• [ZU LÖSENDE AUFGABEN]
1) Beantworte anhand des Seitenauszugs zum Doppelkonzert von Brahms diese drei Fragen:
(a) Seit welchem Jahr kannte Brahms Joseph Joachim?
(b) Für welchen Cellisten war der Cellopart gedacht?
(c) In welcher Stadt wurde das Konzert 1887 uraufgeführt?
2) Nenne alle Orchester, die im Seitenauszug mit Namen erwähnt werden.

• [SEITENAUSZUG]
————————

Die Neue Philharmonie Utrecht mit Alexander Janiczek und Philipp Higham
Johannes Brahms galt als ruppig, reserviert und eigenbrötlerisch. Doch er litt schmerzlich unter der Entfremdung von seinem Freund Joseph Joachim. Er kannte den berühmten Geigenvirtuosen seit 1853, Joachim hatte die Uraufführung seines ersten Klavierkonzerts dirigiert und ihn bei der Komposition des Violinkonzerts beraten. Seit Brahms bei der Scheidung Joachims 1884 Partei für dessen Frau ergriffen hatte, grollte der Virtuose. Brahms` Versöhnungsangebot war ein musikalisches: „Mache Dich auf einen kleinen Schreck gefasst. Ich konnte nämlich derzeit den Einfällen zu einem Konzert für Violine und Violoncell nicht widerstehen, so sehr ich es mir auch immer wieder auszureden versuchte“, schrieb er an Joachim. Der Cellopart war für Robert Hausmann gedacht, der bereits eine Cellosonate von Brahms uraufgeführt hatte und mit Joseph Joachim Quartett spielte.
Auch in der Musik lebt der Wunsch nach Verständigung: Die Soloinstrumente begegnen sich, führen Gespräche und beeinflussen einander. Während im ersten Satz die melancholische Grundstimmung des Cellos und die lieblichen Melodien der Geige ein Einvernehmen suchen, singen die Instrumente im Andante in innigen Oktaven und treffen sich schließlich zum virtuosen Wettkampf. Joachim lenkte ein – das Konzert wurde 1887 mit Robert Hausmann am Cello und Joseph Joachim an der Geige in Köln uraufgeführt. In Friedrichshafen widmen sich dem Werk der Geiger Alexander Janizceck, Professor in Trossingen und Konzertmeister des Dresdner Festspielorchesters, und der Cellist Philip Higham, preisgekrönter Solocellist des Scottish Chamber Orchestra. Dazu spielt die Neue Philharmonie Utrecht unter der Leitung ihres Mitgründers und Leiters Johannes Leertouwer.

————————

• [DATENAUSZUG]
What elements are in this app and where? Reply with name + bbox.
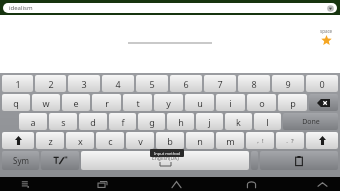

————————

• [ERGEBNISSE JE AUFGABE]
1)
(a) Seit 1853.
(b) Für Robert Hausmann.
(c) In Köln.

2)
- Neue Philharmonie Utrecht
- Dresdner Festspielorchester
- Scottish Chamber Orchestra